>> Begin Material for the task

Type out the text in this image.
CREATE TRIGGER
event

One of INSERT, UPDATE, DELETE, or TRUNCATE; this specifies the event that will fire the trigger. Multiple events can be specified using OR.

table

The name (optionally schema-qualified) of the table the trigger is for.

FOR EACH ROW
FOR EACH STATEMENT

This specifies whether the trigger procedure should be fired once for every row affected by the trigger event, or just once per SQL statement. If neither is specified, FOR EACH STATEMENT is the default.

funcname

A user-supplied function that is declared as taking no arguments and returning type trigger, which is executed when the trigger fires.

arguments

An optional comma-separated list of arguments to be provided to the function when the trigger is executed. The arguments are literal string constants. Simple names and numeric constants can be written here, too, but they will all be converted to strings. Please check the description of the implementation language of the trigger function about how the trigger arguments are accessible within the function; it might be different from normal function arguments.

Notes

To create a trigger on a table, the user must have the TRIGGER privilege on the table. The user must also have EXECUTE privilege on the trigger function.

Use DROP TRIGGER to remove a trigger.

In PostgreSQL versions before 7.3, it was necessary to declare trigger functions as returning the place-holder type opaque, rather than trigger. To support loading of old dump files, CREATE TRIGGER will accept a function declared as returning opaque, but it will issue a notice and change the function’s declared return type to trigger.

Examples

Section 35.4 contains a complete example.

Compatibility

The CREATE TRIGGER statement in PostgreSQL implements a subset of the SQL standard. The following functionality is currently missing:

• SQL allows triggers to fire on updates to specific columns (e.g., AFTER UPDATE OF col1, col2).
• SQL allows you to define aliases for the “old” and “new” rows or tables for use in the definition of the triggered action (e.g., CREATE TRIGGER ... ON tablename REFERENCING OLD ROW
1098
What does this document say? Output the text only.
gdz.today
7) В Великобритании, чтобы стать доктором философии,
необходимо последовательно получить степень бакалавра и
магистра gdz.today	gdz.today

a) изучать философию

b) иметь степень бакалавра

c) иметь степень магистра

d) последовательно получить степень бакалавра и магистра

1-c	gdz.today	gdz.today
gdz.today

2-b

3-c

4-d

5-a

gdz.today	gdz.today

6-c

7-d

>> End Material for the task

§ **Problem details**:
Tally the lines in the records above that contain the word "UPDATE", and give only that number.

§ **Written response**:
2